Written instruction
Below is a set of records. Repeat all of them exactly.

== == ==

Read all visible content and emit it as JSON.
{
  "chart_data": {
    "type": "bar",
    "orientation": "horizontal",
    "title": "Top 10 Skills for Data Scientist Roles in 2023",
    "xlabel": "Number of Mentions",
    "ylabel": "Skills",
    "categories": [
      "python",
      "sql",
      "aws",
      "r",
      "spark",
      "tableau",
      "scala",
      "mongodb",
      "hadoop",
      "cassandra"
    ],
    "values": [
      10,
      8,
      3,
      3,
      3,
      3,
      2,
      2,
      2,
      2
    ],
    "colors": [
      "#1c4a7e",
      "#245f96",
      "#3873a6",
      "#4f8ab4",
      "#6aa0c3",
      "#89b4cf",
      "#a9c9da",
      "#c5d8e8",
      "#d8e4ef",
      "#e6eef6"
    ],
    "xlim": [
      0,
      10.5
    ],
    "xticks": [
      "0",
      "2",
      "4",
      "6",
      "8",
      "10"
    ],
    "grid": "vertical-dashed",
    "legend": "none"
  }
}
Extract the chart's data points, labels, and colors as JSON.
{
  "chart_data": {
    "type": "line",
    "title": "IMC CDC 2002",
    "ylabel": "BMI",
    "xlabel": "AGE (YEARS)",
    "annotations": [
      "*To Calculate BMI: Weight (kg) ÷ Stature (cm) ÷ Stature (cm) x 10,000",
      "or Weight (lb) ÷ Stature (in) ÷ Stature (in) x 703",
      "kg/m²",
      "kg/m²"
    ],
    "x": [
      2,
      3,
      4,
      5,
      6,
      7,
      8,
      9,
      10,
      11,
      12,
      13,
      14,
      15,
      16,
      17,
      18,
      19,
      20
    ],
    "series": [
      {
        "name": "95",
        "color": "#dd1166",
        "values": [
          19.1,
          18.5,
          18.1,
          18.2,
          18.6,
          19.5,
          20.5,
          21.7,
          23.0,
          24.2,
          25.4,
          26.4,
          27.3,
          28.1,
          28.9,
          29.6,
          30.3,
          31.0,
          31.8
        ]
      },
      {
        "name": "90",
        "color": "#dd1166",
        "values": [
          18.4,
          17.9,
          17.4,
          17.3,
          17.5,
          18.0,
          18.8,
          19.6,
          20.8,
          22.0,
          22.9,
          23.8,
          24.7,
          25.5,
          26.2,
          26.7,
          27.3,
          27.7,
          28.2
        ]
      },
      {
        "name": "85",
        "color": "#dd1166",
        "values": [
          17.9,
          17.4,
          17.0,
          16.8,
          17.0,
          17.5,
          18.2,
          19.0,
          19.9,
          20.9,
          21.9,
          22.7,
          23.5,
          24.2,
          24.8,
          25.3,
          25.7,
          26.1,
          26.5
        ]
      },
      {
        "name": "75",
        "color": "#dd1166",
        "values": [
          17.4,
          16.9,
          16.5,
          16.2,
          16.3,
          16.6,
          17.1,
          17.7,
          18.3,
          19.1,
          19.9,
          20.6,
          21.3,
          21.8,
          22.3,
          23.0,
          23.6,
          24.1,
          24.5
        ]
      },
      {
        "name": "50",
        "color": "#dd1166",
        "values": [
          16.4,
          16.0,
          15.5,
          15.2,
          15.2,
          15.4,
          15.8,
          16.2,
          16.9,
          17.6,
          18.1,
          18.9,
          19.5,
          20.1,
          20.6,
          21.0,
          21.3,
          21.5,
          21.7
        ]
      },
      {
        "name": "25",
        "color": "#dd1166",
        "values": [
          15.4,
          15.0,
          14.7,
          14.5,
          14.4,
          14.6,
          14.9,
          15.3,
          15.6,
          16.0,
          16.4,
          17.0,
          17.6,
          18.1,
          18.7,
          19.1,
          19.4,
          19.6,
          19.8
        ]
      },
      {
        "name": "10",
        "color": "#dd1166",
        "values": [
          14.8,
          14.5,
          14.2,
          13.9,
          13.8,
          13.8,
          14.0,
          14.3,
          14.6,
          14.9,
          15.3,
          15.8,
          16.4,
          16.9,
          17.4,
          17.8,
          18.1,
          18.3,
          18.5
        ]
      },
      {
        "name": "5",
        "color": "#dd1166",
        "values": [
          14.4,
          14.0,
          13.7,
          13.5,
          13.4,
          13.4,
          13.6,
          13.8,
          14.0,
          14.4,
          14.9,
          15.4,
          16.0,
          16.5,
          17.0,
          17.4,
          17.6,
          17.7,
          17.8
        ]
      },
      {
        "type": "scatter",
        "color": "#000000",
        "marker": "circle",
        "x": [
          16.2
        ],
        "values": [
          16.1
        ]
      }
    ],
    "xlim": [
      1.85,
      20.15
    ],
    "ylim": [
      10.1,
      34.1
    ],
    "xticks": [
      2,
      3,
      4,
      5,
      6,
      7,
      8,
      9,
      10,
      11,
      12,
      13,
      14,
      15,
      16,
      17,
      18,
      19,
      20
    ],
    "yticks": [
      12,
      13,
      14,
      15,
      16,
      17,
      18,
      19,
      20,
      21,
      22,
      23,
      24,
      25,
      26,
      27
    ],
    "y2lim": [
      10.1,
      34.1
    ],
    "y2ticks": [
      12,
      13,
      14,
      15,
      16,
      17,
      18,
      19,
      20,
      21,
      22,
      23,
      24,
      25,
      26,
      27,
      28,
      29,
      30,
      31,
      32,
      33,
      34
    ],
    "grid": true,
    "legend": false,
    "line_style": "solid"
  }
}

== == ==

Reply to the exercise
Read all visible content and emit it as JSON.
{
  "chart_data": {
    "type": "bar",
    "orientation": "horizontal",
    "title": "Top 10 Skills for Data Scientist Roles in 2023",
    "xlabel": "Number of Mentions",
    "ylabel": "Skills",
    "categories": [
      "python",
      "sql",
      "aws",
      "r",
      "spark",
      "tableau",
      "scala",
      "mongodb",
      "hadoop",
      "cassandra"
    ],
    "values": [
      10,
      8,
      3,
      3,
      3,
      3,
      2,
      2,
      2,
      2
    ],
    "colors": [
      "#1c4a7e",
      "#245f96",
      "#3873a6",
      "#4f8ab4",
      "#6aa0c3",
      "#89b4cf",
      "#a9c9da",
      "#c5d8e8",
      "#d8e4ef",
      "#e6eef6"
    ],
    "xlim": [
      0,
      10.5
    ],
    "xticks": [
      "0",
      "2",
      "4",
      "6",
      "8",
      "10"
    ],
    "grid": "vertical-dashed",
    "legend": "none"
  }
}
Extract the chart's data points, labels, and colors as JSON.
{
  "chart_data": {
    "type": "line",
    "title": "IMC CDC 2002",
    "ylabel": "BMI",
    "xlabel": "AGE (YEARS)",
    "annotations": [
      "*To Calculate BMI: Weight (kg) ÷ Stature (cm) ÷ Stature (cm) x 10,000",
      "or Weight (lb) ÷ Stature (in) ÷ Stature (in) x 703",
      "kg/m²",
      "kg/m²"
    ],
    "x": [
      2,
      3,
      4,
      5,
      6,
      7,
      8,
      9,
      10,
      11,
      12,
      13,
      14,
      15,
      16,
      17,
      18,
      19,
      20
    ],
    "series": [
      {
        "name": "95",
        "color": "#dd1166",
        "values": [
          19.1,
          18.5,
          18.1,
          18.2,
          18.6,
          19.5,
          20.5,
          21.7,
          23.0,
          24.2,
          25.4,
          26.4,
          27.3,
          28.1,
          28.9,
          29.6,
          30.3,
          31.0,
          31.8
        ]
      },
      {
        "name": "90",
        "color": "#dd1166",
        "values": [
          18.4,
          17.9,
          17.4,
          17.3,
          17.5,
          18.0,
          18.8,
          19.6,
          20.8,
          22.0,
          22.9,
          23.8,
          24.7,
          25.5,
          26.2,
          26.7,
          27.3,
          27.7,
          28.2
        ]
      },
      {
        "name": "85",
        "color": "#dd1166",
        "values": [
          17.9,
          17.4,
          17.0,
          16.8,
          17.0,
          17.5,
          18.2,
          19.0,
          19.9,
          20.9,
          21.9,
          22.7,
          23.5,
          24.2,
          24.8,
          25.3,
          25.7,
          26.1,
          26.5
        ]
      },
      {
        "name": "75",
        "color": "#dd1166",
        "values": [
          17.4,
          16.9,
          16.5,
          16.2,
          16.3,
          16.6,
          17.1,
          17.7,
          18.3,
          19.1,
          19.9,
          20.6,
          21.3,
          21.8,
          22.3,
          23.0,
          23.6,
          24.1,
          24.5
        ]
      },
      {
        "name": "50",
        "color": "#dd1166",
        "values": [
          16.4,
          16.0,
          15.5,
          15.2,
          15.2,
          15.4,
          15.8,
          16.2,
          16.9,
          17.6,
          18.1,
          18.9,
          19.5,
          20.1,
          20.6,
          21.0,
          21.3,
          21.5,
          21.7
        ]
      },
      {
        "name": "25",
        "color": "#dd1166",
        "values": [
          15.4,
          15.0,
          14.7,
          14.5,
          14.4,
          14.6,
          14.9,
          15.3,
          15.6,
          16.0,
          16.4,
          17.0,
          17.6,
          18.1,
          18.7,
          19.1,
          19.4,
          19.6,
          19.8
        ]
      },
      {
        "name": "10",
        "color": "#dd1166",
        "values": [
          14.8,
          14.5,
          14.2,
          13.9,
          13.8,
          13.8,
          14.0,
          14.3,
          14.6,
          14.9,
          15.3,
          15.8,
          16.4,
          16.9,
          17.4,
          17.8,
          18.1,
          18.3,
          18.5
        ]
      },
      {
        "name": "5",
        "color": "#dd1166",
        "values": [
          14.4,
          14.0,
          13.7,
          13.5,
          13.4,
          13.4,
          13.6,
          13.8,
          14.0,
          14.4,
          14.9,
          15.4,
          16.0,
          16.5,
          17.0,
          17.4,
          17.6,
          17.7,
          17.8
        ]
      },
      {
        "type": "scatter",
        "color": "#000000",
        "marker": "circle",
        "x": [
          16.2
        ],
        "values": [
          16.1
        ]
      }
    ],
    "xlim": [
      1.85,
      20.15
    ],
    "ylim": [
      10.1,
      34.1
    ],
    "xticks": [
      2,
      3,
      4,
      5,
      6,
      7,
      8,
      9,
      10,
      11,
      12,
      13,
      14,
      15,
      16,
      17,
      18,
      19,
      20
    ],
    "yticks": [
      12,
      13,
      14,
      15,
      16,
      17,
      18,
      19,
      20,
      21,
      22,
      23,
      24,
      25,
      26,
      27
    ],
    "y2lim": [
      10.1,
      34.1
    ],
    "y2ticks": [
      12,
      13,
      14,
      15,
      16,
      17,
      18,
      19,
      20,
      21,
      22,
      23,
      24,
      25,
      26,
      27,
      28,
      29,
      30,
      31,
      32,
      33,
      34
    ],
    "grid": true,
    "legend": false,
    "line_style": "solid"
  }
}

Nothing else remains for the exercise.